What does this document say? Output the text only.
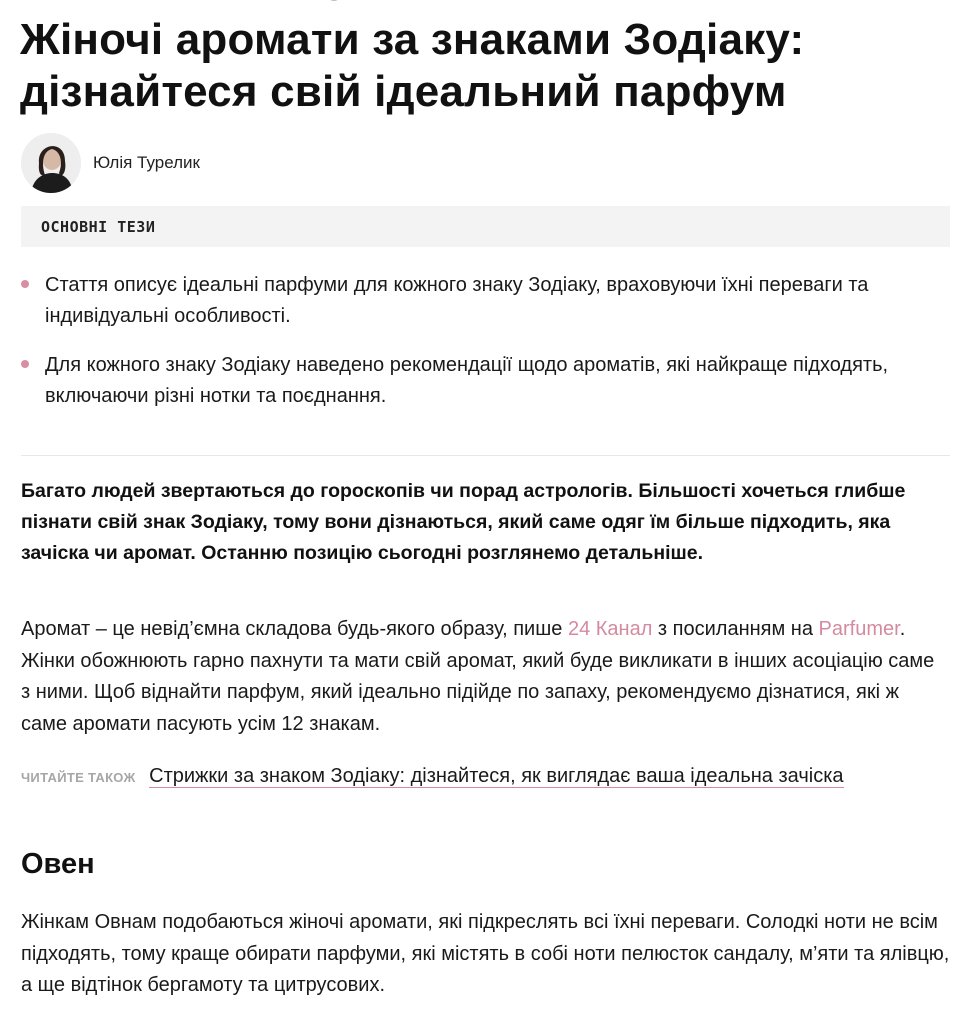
Жіночі аромати за знаками Зодіаку: дізнайтеся свій ідеальний парфум
Юлія Турелик
ОСНОВНІ ТЕЗИ
Стаття описує ідеальні парфуми для кожного знаку Зодіаку, враховуючи їхні переваги та індивідуальні особливості.
Для кожного знаку Зодіаку наведено рекомендації щодо ароматів, які найкраще підходять, включаючи різні нотки та поєднання.

Багато людей звертаються до гороскопів чи порад астрологів. Більшості хочеться глибше пізнати свій знак Зодіаку, тому вони дізнаються, який саме одяг їм більше підходить, яка зачіска чи аромат. Останню позицію сьогодні розглянемо детальніше.

Аромат – це невід’ємна складова будь-якого образу, пише 24 Канал з посиланням на Parfumer. Жінки обожнюють гарно пахнути та мати свій аромат, який буде викликати в інших асоціацію саме з ними. Щоб віднайти парфум, який ідеально підійде по запаху, рекомендуємо дізнатися, які ж саме аромати пасують усім 12 знакам.

ЧИТАЙТЕ ТАКОЖ Стрижки за знаком Зодіаку: дізнайтеся, як виглядає ваша ідеальна зачіска
Овен

Жінкам Овнам подобаються жіночі аромати, які підкреслять всі їхні переваги. Солодкі ноти не всім підходять, тому краще обирати парфуми, які містять в собі ноти пелюсток сандалу, м’яти та ялівцю, а ще відтінок бергамоту та цитрусових.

○ ○ ○ ○ ○ ○ ○

**What to do:** Skip the pictures, then retype every line above exactly.

**Written solution:**
What does this document say? Output the text only.
Жіночі аромати за знаками Зодіаку: дізнайтеся свій ідеальний парфум
Юлія Турелик
ОСНОВНІ ТЕЗИ
Стаття описує ідеальні парфуми для кожного знаку Зодіаку, враховуючи їхні переваги та індивідуальні особливості.
Для кожного знаку Зодіаку наведено рекомендації щодо ароматів, які найкраще підходять, включаючи різні нотки та поєднання.

Багато людей звертаються до гороскопів чи порад астрологів. Більшості хочеться глибше пізнати свій знак Зодіаку, тому вони дізнаються, який саме одяг їм більше підходить, яка зачіска чи аромат. Останню позицію сьогодні розглянемо детальніше.

Аромат – це невід’ємна складова будь-якого образу, пише 24 Канал з посиланням на Parfumer. Жінки обожнюють гарно пахнути та мати свій аромат, який буде викликати в інших асоціацію саме з ними. Щоб віднайти парфум, який ідеально підійде по запаху, рекомендуємо дізнатися, які ж саме аромати пасують усім 12 знакам.

ЧИТАЙТЕ ТАКОЖ Стрижки за знаком Зодіаку: дізнайтеся, як виглядає ваша ідеальна зачіска
Овен

Жінкам Овнам подобаються жіночі аромати, які підкреслять всі їхні переваги. Солодкі ноти не всім підходять, тому краще обирати парфуми, які містять в собі ноти пелюсток сандалу, м’яти та ялівцю, а ще відтінок бергамоту та цитрусових.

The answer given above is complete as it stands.